## What this task involves
Take the lines from the one with "Extract all readable text from this page." through the end of the material below and repeat them exactly, dropping every picture.

## Available records

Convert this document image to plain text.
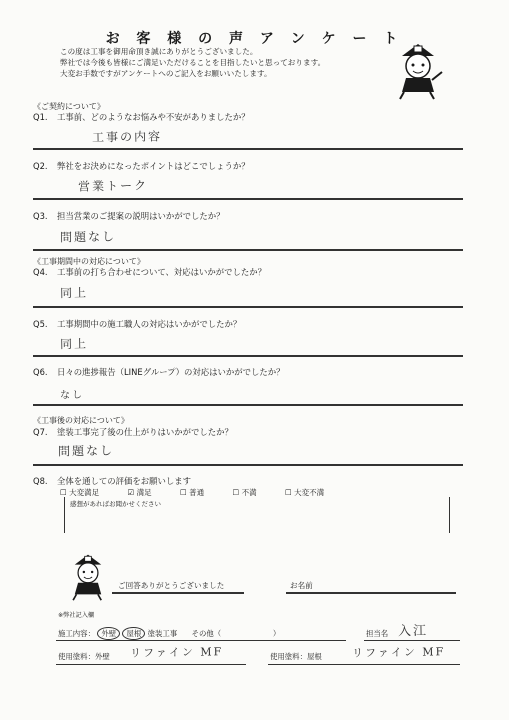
お 客 様 の 声 ア ン ケ ー ト
この度は工事を御用命頂き誠にありがとうございました。
弊社では今後も皆様にご満足いただけることを目指したいと思っております。
大変お手数ですがアンケートへのご記入をお願いいたします。
《ご契約について》
Q1. 工事前、どのようなお悩みや不安がありましたか？
工事の内容
Q2. 弊社をお決めになったポイントはどこでしょうか？
営業トーク
Q3. 担当営業のご提案の説明はいかがでしたか？
問題なし
《工事期間中の対応について》
Q4. 工事前の打ち合わせについて、対応はいかがでしたか？
同上
Q5. 工事期間中の施工職人の対応はいかがでしたか？
同上
Q6. 日々の進捗報告（LINEグループ）の対応はいかがでしたか？
なし
《工事後の対応について》
Q7. 塗装工事完了後の仕上がりはいかがでしたか？
問題なし
Q8. 全体を通しての評価をお願いします
☐ 大変満足	☑ 満足	☐ 普通	☐ 不満	☐ 大変不満
感想があればお聞かせください
ご回答ありがとうございました	お名前
※弊社記入欄
施工内容： 外壁 屋根 塗装工事 その他（　　　　　　　）	担当名 入江
使用塗料：外壁 リファイン MF	使用塗料：屋根	リファイン MF
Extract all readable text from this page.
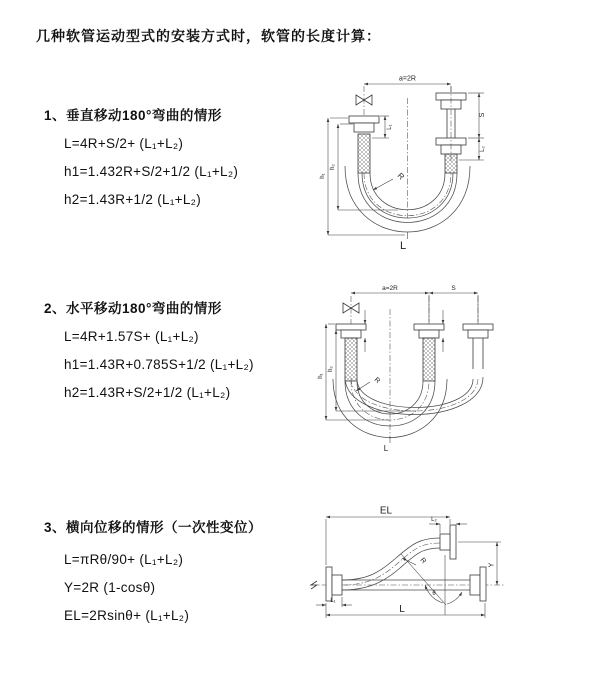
几种软管运动型式的安装方式时，软管的长度计算：
1、垂直移动180°弯曲的情形
L=4R+S/2+ (L₁+L₂)
h1=1.432R+S/2+1/2 (L₁+L₂)
h2=1.43R+1/2 (L₁+L₂)
a=2R
L₁
S
L₂
h₁
h₂
R
L
2、水平移动180°弯曲的情形
L=4R+1.57S+ (L₁+L₂)
h1=1.43R+0.785S+1/2 (L₁+L₂)
h2=1.43R+S/2+1/2 (L₁+L₂)
a=2R	S
h₁
h₂
R
L
3、横向位移的情形（一次性变位）
L=πRθ/90+ (L₁+L₂)
Y=2R (1-cosθ)
EL=2Rsinθ+ (L₁+L₂)
EL
L₂
Y
R
θ
L
L₁
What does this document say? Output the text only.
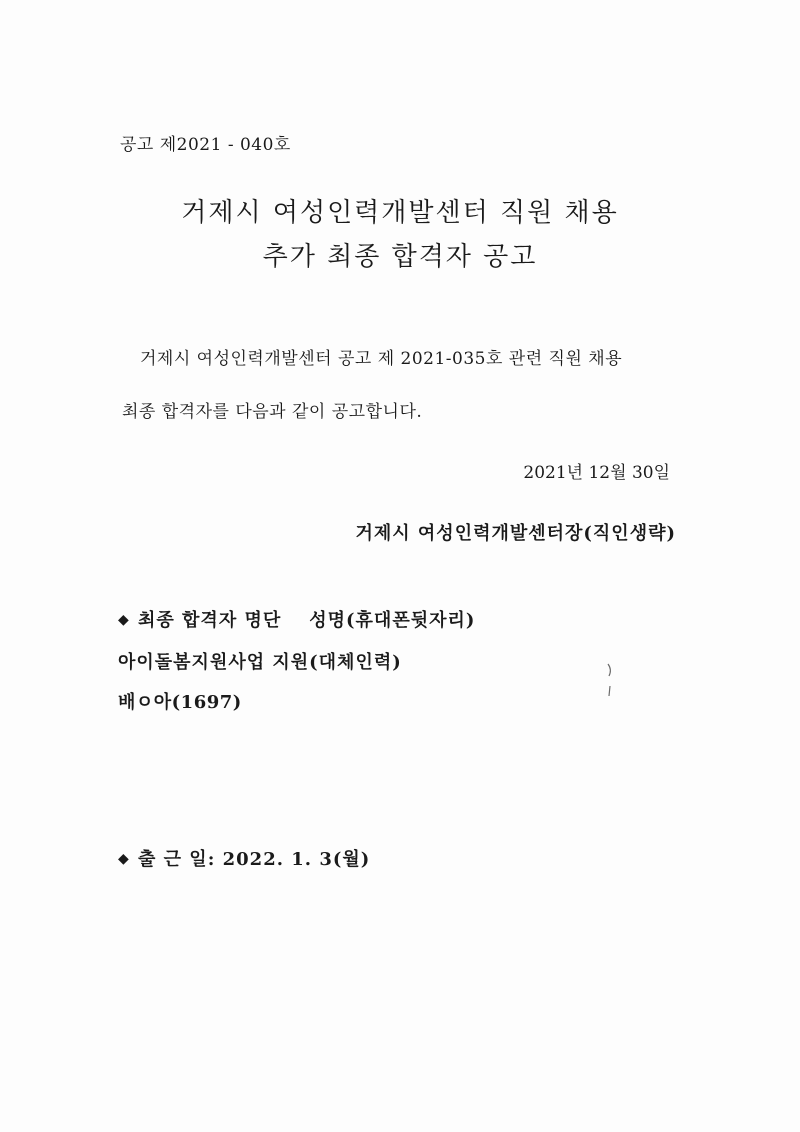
공고 제2021 - 040호
거제시 여성인력개발센터 직원 채용
추가 최종 합격자 공고
거제시 여성인력개발센터 공고 제 2021-035호 관련 직원 채용
최종 합격자를 다음과 같이 공고합니다.
2021년 12월 30일
거제시 여성인력개발센터장(직인생략)
◆ 최종 합격자 명단 성명(휴대폰뒷자리)
아이돌봄지원사업 지원(대체인력)
배ㅇ아(1697)
◆ 출 근 일: 2022. 1. 3(월)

## Correct response
Extract all readable text from this page.
几种软管运动型式的安装方式时，软管的长度计算：
1、垂直移动180°弯曲的情形
L=4R+S/2+ (L₁+L₂)
h1=1.432R+S/2+1/2 (L₁+L₂)
h2=1.43R+1/2 (L₁+L₂)
a=2R
L₁
S
L₂
h₁
h₂
R
L
2、水平移动180°弯曲的情形
L=4R+1.57S+ (L₁+L₂)
h1=1.43R+0.785S+1/2 (L₁+L₂)
h2=1.43R+S/2+1/2 (L₁+L₂)
a=2R	S
h₁
h₂
R
L
3、横向位移的情形（一次性变位）
L=πRθ/90+ (L₁+L₂)
Y=2R (1-cosθ)
EL=2Rsinθ+ (L₁+L₂)
EL
L₂
Y
R
θ
L
L₁
What does this document say? Output the text only.
공고 제2021 - 040호
거제시 여성인력개발센터 직원 채용
추가 최종 합격자 공고
거제시 여성인력개발센터 공고 제 2021-035호 관련 직원 채용
최종 합격자를 다음과 같이 공고합니다.
2021년 12월 30일
거제시 여성인력개발센터장(직인생략)
◆ 최종 합격자 명단 성명(휴대폰뒷자리)
아이돌봄지원사업 지원(대체인력)
배ㅇ아(1697)
◆ 출 근 일: 2022. 1. 3(월)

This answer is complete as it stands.